(Saved entries)

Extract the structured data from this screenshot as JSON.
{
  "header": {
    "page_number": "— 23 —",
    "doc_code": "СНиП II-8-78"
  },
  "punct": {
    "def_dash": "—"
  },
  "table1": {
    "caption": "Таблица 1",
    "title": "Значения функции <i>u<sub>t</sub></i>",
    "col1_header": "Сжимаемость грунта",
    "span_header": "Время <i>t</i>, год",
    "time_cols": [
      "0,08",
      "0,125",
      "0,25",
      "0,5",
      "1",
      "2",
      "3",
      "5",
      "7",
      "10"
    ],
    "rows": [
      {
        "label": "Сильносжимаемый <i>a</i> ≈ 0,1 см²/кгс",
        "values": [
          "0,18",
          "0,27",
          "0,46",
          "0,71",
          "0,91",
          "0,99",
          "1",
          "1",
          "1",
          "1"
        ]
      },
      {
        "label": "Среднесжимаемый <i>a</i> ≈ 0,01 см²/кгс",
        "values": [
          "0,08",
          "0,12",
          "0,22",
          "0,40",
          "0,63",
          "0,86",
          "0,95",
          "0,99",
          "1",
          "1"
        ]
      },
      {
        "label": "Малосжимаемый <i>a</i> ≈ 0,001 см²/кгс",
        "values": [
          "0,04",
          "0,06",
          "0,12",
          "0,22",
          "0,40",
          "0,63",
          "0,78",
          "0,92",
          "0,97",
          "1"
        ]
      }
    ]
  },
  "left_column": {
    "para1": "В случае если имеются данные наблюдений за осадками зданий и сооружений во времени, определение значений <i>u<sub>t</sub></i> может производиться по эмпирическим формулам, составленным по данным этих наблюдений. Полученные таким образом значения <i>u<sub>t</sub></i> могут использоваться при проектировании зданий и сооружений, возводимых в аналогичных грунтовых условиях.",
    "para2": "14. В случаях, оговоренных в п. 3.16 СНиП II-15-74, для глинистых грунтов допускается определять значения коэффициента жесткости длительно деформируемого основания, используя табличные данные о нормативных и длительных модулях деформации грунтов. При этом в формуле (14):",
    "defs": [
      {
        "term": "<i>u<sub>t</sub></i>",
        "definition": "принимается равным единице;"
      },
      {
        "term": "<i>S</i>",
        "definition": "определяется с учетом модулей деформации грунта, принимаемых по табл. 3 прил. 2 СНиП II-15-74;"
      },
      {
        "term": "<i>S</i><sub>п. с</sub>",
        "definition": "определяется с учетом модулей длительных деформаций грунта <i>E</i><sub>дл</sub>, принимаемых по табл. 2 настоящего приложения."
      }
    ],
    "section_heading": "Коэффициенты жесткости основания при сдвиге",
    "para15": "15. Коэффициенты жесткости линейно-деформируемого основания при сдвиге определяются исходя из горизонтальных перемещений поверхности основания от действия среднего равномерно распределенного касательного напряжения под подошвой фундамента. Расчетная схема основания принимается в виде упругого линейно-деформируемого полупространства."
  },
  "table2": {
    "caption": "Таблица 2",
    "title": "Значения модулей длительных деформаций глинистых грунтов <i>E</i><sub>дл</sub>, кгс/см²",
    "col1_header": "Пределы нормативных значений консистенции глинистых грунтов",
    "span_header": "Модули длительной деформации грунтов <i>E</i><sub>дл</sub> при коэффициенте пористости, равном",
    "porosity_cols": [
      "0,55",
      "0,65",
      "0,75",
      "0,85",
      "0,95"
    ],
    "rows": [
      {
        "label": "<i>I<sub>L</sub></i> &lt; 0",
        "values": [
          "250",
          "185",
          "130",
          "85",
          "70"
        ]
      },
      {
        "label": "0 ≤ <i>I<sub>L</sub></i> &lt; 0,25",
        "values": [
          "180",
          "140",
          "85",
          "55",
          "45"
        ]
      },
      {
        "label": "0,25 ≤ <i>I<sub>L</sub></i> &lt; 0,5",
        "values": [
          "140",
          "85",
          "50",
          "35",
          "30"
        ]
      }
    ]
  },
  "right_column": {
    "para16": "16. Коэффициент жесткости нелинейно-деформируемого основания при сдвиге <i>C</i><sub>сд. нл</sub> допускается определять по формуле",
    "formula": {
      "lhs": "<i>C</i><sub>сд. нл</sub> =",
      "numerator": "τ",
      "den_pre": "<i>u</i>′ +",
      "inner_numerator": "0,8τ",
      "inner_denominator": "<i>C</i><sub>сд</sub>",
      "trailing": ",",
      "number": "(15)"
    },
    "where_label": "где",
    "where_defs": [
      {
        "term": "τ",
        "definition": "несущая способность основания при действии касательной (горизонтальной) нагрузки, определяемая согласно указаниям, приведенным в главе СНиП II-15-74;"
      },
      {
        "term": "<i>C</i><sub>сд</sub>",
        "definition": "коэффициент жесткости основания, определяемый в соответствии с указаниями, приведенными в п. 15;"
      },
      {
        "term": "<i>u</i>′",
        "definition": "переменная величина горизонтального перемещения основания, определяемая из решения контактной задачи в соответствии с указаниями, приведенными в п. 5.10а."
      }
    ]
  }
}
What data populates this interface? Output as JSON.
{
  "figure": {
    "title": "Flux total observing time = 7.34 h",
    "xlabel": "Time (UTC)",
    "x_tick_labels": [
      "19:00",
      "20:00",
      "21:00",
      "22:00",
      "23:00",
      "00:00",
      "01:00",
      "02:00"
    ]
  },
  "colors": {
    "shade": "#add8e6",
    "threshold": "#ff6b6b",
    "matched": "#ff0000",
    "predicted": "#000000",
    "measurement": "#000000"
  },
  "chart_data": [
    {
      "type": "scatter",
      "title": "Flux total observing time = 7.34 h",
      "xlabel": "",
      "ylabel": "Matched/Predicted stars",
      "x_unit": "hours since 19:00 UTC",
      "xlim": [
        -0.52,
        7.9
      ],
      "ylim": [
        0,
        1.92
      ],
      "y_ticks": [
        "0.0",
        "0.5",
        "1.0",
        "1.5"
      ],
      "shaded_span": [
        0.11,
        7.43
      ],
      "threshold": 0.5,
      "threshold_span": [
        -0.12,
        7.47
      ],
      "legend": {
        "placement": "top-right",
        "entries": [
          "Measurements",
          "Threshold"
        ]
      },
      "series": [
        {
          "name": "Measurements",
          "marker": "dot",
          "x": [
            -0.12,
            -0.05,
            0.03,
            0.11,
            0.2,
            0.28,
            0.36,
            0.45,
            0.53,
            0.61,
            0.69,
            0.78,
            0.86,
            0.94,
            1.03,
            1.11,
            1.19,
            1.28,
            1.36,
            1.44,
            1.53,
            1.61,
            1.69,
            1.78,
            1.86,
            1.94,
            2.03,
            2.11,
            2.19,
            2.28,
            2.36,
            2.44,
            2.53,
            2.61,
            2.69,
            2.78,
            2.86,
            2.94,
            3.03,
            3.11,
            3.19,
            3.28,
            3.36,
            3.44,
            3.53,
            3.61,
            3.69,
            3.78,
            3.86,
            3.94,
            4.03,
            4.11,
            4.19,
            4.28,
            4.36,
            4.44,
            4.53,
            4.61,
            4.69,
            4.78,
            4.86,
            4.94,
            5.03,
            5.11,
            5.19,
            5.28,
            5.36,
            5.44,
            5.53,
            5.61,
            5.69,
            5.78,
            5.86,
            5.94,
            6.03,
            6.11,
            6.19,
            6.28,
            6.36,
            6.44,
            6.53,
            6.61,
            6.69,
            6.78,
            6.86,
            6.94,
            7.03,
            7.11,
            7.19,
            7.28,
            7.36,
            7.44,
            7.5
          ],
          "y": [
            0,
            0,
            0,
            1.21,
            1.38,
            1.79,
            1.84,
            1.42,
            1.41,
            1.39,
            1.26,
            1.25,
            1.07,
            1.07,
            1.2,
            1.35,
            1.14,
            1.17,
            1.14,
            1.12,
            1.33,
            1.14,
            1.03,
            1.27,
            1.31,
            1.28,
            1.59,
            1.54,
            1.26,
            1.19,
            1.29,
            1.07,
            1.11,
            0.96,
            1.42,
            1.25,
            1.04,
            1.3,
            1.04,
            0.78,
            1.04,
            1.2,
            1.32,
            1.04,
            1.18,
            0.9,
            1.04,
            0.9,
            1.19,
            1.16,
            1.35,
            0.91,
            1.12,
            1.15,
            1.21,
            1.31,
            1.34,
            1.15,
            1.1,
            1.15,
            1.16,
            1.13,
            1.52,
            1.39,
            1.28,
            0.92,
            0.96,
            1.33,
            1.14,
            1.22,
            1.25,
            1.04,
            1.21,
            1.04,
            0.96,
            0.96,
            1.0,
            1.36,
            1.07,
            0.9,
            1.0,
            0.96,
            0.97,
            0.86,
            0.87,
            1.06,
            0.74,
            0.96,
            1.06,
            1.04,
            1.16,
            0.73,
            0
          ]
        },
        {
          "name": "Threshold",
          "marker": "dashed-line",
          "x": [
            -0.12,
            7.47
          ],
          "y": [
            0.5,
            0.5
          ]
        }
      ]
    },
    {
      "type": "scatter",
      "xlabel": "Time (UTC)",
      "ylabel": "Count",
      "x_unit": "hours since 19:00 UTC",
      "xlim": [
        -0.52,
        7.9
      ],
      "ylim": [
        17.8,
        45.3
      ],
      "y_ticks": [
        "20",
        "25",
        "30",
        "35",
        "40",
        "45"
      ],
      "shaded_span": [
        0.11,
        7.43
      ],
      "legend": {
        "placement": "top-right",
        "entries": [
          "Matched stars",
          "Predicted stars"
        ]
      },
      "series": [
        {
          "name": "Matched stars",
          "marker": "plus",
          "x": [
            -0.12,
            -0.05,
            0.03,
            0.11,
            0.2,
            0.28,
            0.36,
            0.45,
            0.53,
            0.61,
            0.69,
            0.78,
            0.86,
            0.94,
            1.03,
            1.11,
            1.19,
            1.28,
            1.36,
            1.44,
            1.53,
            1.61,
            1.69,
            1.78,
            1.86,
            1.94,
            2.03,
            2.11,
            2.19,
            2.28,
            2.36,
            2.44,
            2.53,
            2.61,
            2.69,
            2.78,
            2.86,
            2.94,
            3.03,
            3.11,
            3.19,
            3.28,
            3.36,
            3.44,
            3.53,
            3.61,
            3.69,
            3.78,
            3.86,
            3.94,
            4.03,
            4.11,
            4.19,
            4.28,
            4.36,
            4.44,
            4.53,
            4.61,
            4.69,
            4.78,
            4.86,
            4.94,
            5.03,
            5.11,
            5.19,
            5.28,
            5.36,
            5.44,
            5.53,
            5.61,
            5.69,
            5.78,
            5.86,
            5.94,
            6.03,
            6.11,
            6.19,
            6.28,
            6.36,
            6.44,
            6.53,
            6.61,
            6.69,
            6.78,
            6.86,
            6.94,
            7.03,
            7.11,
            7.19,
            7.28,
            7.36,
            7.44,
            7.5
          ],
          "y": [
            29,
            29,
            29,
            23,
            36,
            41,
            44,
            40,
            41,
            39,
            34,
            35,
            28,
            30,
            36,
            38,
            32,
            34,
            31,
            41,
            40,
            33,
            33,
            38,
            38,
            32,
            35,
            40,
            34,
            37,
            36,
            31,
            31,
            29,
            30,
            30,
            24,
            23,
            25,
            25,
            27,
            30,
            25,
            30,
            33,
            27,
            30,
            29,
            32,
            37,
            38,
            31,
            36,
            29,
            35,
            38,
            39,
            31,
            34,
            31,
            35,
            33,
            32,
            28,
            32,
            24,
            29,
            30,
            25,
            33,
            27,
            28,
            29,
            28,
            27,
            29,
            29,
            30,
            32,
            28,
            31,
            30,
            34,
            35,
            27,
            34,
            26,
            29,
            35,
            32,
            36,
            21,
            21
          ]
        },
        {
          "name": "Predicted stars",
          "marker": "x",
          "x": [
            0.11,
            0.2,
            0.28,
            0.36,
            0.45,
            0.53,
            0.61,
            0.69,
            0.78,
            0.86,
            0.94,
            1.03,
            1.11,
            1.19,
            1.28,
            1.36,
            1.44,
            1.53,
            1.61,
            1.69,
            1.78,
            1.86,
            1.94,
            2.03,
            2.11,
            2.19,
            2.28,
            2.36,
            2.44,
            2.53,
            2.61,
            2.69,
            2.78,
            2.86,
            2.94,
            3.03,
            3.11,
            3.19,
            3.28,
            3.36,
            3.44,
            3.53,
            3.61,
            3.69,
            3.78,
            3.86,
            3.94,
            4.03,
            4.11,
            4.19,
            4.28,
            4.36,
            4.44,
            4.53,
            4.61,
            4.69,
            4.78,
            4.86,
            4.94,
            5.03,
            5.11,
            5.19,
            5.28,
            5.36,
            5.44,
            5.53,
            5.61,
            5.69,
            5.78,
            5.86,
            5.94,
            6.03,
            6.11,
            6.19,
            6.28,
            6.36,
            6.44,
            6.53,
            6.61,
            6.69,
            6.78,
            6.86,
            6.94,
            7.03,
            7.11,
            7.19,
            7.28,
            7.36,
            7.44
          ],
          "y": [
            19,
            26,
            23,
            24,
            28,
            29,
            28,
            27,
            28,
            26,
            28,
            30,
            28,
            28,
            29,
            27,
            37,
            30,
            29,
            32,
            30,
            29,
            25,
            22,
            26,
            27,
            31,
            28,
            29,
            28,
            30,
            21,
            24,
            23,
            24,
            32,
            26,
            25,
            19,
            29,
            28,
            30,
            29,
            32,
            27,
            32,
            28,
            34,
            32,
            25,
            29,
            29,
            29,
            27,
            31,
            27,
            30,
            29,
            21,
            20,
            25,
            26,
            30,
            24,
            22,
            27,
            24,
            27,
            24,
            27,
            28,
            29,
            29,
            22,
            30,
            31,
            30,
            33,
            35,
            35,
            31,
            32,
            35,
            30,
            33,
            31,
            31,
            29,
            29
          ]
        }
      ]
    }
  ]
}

» WRITTEN REQUEST
Copy all lines from the material that contain "Flux".

» ANSWER FOR THE TASK
    "title": "Flux total observing time = 7.34 h",
      "title": "Flux total observing time = 7.34 h",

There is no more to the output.